Data items:
══════════════════════════════

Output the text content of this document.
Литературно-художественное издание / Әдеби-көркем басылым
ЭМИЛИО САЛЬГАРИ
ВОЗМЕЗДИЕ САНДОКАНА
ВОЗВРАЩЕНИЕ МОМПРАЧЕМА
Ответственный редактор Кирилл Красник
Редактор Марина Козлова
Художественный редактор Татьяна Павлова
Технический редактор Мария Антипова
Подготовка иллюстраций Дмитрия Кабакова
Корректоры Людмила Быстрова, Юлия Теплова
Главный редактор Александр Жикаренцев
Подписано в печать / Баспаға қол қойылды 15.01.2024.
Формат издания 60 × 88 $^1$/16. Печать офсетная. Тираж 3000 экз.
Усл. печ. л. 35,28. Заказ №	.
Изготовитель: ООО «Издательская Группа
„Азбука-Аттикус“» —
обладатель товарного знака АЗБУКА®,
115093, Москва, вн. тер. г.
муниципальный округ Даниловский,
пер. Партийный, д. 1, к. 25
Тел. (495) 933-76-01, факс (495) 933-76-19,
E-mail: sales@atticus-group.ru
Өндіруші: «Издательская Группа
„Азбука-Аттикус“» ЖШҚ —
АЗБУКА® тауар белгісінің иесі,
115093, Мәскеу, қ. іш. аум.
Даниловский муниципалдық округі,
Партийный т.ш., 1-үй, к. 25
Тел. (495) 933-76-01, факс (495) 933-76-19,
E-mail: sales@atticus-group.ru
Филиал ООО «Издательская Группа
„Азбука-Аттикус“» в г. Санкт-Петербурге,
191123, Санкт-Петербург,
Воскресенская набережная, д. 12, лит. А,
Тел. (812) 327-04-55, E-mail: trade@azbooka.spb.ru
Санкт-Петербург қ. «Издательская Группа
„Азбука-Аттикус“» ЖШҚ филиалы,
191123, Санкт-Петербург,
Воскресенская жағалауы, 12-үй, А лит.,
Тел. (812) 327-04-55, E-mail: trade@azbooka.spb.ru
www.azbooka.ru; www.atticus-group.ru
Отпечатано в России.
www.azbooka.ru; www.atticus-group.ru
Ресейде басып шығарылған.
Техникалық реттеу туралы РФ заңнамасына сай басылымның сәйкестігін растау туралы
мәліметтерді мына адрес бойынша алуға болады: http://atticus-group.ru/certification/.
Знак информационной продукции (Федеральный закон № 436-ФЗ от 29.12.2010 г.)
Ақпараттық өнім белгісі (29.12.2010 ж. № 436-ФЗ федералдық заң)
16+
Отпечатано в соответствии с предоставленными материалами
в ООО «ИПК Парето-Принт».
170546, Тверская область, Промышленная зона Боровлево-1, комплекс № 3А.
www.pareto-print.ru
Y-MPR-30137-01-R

══════════════════════════════

- WHAT TO PRODUCE -
Every entry needs to be retyped exactly.

- FULL ANSWER -
Output the text content of this document.
Литературно-художественное издание / Әдеби-көркем басылым
ЭМИЛИО САЛЬГАРИ
ВОЗМЕЗДИЕ САНДОКАНА
ВОЗВРАЩЕНИЕ МОМПРАЧЕМА
Ответственный редактор Кирилл Красник
Редактор Марина Козлова
Художественный редактор Татьяна Павлова
Технический редактор Мария Антипова
Подготовка иллюстраций Дмитрия Кабакова
Корректоры Людмила Быстрова, Юлия Теплова
Главный редактор Александр Жикаренцев
Подписано в печать / Баспаға қол қойылды 15.01.2024.
Формат издания 60 × 88 $^1$/16. Печать офсетная. Тираж 3000 экз.
Усл. печ. л. 35,28. Заказ №	.
Изготовитель: ООО «Издательская Группа
„Азбука-Аттикус“» —
обладатель товарного знака АЗБУКА®,
115093, Москва, вн. тер. г.
муниципальный округ Даниловский,
пер. Партийный, д. 1, к. 25
Тел. (495) 933-76-01, факс (495) 933-76-19,
E-mail: sales@atticus-group.ru
Өндіруші: «Издательская Группа
„Азбука-Аттикус“» ЖШҚ —
АЗБУКА® тауар белгісінің иесі,
115093, Мәскеу, қ. іш. аум.
Даниловский муниципалдық округі,
Партийный т.ш., 1-үй, к. 25
Тел. (495) 933-76-01, факс (495) 933-76-19,
E-mail: sales@atticus-group.ru
Филиал ООО «Издательская Группа
„Азбука-Аттикус“» в г. Санкт-Петербурге,
191123, Санкт-Петербург,
Воскресенская набережная, д. 12, лит. А,
Тел. (812) 327-04-55, E-mail: trade@azbooka.spb.ru
Санкт-Петербург қ. «Издательская Группа
„Азбука-Аттикус“» ЖШҚ филиалы,
191123, Санкт-Петербург,
Воскресенская жағалауы, 12-үй, А лит.,
Тел. (812) 327-04-55, E-mail: trade@azbooka.spb.ru
www.azbooka.ru; www.atticus-group.ru
Отпечатано в России.
www.azbooka.ru; www.atticus-group.ru
Ресейде басып шығарылған.
Техникалық реттеу туралы РФ заңнамасына сай басылымның сәйкестігін растау туралы
мәліметтерді мына адрес бойынша алуға болады: http://atticus-group.ru/certification/.
Знак информационной продукции (Федеральный закон № 436-ФЗ от 29.12.2010 г.)
Ақпараттық өнім белгісі (29.12.2010 ж. № 436-ФЗ федералдық заң)
16+
Отпечатано в соответствии с предоставленными материалами
в ООО «ИПК Парето-Принт».
170546, Тверская область, Промышленная зона Боровлево-1, комплекс № 3А.
www.pareto-print.ru
Y-MPR-30137-01-R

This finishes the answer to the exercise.